## Task to complete
Which lines below hold the word "audiences"? Copy all of them.

[Data records]
------------------------
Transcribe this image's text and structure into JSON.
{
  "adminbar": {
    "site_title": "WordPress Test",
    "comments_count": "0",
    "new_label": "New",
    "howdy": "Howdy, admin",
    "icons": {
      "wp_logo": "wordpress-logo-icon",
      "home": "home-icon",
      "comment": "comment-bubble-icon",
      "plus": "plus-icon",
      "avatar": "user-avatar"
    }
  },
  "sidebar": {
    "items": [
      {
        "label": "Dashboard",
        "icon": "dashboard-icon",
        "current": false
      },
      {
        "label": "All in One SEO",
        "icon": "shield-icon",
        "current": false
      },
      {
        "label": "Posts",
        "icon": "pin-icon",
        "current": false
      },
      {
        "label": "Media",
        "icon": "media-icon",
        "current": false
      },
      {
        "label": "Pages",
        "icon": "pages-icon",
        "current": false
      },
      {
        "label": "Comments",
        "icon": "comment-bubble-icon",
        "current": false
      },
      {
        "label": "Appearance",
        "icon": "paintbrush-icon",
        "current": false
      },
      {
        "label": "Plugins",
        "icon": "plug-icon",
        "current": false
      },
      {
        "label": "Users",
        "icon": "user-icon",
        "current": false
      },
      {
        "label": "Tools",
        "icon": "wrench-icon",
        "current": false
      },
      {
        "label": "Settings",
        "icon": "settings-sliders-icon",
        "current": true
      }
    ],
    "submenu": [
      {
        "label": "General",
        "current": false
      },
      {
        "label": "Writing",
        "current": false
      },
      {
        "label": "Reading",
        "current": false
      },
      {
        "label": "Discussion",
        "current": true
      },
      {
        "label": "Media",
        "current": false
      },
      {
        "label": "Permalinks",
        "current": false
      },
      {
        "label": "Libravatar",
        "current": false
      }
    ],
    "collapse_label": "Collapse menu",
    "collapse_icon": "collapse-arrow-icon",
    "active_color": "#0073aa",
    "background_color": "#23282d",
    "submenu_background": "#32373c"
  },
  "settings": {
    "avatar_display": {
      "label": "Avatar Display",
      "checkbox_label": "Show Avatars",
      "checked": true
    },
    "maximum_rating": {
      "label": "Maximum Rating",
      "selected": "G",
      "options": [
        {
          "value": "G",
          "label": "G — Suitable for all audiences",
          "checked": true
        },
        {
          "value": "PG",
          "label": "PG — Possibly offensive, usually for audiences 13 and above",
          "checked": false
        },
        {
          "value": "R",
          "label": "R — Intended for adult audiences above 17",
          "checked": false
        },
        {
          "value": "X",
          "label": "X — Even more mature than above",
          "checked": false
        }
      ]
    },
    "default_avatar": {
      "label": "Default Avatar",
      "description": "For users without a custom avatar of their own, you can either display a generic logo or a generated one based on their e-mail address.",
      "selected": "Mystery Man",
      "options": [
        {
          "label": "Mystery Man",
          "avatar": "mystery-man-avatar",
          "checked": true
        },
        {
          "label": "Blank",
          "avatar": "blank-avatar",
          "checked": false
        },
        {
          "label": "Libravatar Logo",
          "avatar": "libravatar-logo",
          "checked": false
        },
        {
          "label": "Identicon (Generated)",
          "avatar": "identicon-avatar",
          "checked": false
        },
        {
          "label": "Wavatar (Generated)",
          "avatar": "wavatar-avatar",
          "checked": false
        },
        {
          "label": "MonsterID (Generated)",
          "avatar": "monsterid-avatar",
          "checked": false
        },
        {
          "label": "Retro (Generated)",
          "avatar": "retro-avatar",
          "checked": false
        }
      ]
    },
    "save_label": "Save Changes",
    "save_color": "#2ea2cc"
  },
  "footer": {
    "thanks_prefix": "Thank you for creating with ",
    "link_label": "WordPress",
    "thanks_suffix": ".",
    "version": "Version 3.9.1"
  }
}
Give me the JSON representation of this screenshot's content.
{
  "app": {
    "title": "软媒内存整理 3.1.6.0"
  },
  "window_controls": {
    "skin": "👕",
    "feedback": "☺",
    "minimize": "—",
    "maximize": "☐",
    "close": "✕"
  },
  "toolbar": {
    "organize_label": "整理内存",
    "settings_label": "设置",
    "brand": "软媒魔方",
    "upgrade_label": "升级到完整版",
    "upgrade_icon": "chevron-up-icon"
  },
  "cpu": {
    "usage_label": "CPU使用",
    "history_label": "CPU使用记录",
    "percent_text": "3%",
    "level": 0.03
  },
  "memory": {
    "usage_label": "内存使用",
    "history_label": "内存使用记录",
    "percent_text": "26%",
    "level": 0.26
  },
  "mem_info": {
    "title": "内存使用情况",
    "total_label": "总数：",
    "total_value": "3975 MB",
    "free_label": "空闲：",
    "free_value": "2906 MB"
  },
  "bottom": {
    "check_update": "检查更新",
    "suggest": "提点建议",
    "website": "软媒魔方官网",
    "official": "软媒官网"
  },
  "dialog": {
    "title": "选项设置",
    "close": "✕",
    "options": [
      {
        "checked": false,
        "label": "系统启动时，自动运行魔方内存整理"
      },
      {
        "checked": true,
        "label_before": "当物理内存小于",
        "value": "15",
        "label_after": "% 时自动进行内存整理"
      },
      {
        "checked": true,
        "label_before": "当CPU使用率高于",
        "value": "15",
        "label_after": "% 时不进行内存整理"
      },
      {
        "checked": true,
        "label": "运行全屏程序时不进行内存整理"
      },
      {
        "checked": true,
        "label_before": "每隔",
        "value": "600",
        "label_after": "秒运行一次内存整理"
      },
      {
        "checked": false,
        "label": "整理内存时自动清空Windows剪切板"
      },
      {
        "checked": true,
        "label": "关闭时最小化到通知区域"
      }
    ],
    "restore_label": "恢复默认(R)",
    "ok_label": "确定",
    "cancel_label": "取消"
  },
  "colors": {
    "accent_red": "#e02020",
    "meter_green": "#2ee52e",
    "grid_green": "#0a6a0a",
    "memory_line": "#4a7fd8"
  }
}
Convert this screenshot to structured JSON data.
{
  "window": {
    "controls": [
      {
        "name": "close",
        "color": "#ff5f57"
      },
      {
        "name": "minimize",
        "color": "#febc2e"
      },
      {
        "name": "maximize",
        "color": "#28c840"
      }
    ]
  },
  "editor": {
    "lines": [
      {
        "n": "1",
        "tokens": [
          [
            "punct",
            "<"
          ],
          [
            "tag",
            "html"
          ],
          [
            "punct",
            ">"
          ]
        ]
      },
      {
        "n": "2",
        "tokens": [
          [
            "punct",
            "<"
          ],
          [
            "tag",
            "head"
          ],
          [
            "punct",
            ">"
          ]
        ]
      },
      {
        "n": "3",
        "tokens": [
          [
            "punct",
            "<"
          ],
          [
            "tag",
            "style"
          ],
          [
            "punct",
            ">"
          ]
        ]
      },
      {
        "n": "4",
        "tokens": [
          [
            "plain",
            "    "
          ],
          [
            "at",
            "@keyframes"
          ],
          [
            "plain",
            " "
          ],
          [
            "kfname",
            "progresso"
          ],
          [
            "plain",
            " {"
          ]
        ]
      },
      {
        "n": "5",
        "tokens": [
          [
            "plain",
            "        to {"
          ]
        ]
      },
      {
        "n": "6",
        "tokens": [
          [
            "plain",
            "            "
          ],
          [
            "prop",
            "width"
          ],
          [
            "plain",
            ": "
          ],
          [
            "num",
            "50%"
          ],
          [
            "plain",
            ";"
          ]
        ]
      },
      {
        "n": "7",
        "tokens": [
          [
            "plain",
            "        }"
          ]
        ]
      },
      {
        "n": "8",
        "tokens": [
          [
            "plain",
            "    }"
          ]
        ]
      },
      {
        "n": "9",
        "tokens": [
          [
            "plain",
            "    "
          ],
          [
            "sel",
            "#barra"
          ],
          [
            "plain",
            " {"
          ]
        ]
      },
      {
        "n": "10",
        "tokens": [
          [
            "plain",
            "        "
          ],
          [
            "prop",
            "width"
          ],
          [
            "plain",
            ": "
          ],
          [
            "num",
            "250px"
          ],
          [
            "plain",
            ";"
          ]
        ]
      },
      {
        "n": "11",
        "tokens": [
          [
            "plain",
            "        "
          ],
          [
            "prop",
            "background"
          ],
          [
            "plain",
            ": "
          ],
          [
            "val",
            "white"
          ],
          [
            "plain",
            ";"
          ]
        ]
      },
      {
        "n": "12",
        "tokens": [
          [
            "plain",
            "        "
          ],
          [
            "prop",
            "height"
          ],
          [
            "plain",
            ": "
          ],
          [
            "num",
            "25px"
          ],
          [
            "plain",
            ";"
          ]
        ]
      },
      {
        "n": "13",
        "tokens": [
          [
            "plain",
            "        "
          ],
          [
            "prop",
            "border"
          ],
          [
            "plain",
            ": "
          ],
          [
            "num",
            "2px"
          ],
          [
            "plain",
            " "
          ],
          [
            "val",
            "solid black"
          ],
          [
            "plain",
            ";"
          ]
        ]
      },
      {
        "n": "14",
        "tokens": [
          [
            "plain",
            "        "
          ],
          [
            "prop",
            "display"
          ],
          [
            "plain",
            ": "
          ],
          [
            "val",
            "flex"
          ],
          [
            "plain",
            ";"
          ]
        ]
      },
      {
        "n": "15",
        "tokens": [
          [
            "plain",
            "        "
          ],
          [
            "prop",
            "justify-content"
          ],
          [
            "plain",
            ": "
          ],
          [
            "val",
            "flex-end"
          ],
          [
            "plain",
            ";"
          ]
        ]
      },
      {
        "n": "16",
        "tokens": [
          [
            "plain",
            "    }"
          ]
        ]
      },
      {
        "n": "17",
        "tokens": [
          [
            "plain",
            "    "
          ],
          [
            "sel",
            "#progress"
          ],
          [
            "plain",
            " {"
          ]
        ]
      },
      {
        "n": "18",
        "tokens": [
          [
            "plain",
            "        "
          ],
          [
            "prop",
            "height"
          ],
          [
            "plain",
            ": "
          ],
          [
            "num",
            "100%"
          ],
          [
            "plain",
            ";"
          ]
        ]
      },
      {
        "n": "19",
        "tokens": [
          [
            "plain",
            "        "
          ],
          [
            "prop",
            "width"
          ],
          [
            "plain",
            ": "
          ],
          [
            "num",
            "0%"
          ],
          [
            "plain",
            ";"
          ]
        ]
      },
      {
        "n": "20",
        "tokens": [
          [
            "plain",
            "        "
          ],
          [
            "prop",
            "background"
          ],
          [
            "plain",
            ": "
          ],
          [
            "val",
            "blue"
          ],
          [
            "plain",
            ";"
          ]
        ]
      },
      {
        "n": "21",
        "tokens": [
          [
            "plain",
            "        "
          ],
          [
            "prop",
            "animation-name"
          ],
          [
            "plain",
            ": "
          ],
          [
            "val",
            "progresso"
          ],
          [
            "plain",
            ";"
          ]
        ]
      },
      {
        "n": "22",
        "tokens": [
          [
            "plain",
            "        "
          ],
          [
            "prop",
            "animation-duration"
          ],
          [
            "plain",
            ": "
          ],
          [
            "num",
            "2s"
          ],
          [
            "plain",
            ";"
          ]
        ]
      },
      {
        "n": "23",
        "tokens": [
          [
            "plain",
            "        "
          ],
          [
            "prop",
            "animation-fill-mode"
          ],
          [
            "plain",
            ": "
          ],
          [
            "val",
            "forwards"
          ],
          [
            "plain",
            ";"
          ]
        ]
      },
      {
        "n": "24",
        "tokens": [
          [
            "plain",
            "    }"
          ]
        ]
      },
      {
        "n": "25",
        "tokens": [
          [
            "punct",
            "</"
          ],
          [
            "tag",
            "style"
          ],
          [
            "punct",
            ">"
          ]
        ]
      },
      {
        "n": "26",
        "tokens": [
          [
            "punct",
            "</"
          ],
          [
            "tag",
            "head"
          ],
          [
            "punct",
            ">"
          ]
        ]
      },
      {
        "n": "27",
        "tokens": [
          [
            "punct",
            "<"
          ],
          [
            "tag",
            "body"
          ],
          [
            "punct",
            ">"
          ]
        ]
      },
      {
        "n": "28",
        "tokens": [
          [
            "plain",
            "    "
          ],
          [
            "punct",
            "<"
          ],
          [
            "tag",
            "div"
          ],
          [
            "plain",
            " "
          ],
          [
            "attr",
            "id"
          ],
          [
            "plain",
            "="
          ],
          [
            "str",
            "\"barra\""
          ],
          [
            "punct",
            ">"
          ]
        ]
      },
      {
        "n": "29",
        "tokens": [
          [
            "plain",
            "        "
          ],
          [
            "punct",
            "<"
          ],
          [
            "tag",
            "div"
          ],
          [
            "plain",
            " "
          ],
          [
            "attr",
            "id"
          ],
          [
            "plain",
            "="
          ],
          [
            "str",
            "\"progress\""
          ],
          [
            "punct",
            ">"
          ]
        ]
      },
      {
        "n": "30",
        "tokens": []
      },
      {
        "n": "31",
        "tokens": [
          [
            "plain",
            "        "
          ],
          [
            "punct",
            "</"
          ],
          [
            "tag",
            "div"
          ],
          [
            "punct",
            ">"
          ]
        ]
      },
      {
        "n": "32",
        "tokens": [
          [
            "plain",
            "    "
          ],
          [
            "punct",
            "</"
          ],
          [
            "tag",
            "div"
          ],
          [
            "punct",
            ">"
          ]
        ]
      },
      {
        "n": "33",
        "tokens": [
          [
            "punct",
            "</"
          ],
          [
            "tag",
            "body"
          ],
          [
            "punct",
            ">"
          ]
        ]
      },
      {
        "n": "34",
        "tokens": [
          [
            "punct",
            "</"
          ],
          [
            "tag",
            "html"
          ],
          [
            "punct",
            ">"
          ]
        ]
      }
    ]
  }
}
------------------------
## Output
          "label": "G — Suitable for all audiences",
          "label": "PG — Possibly offensive, usually for audiences 13 and above",
          "label": "R — Intended for adult audiences above 17",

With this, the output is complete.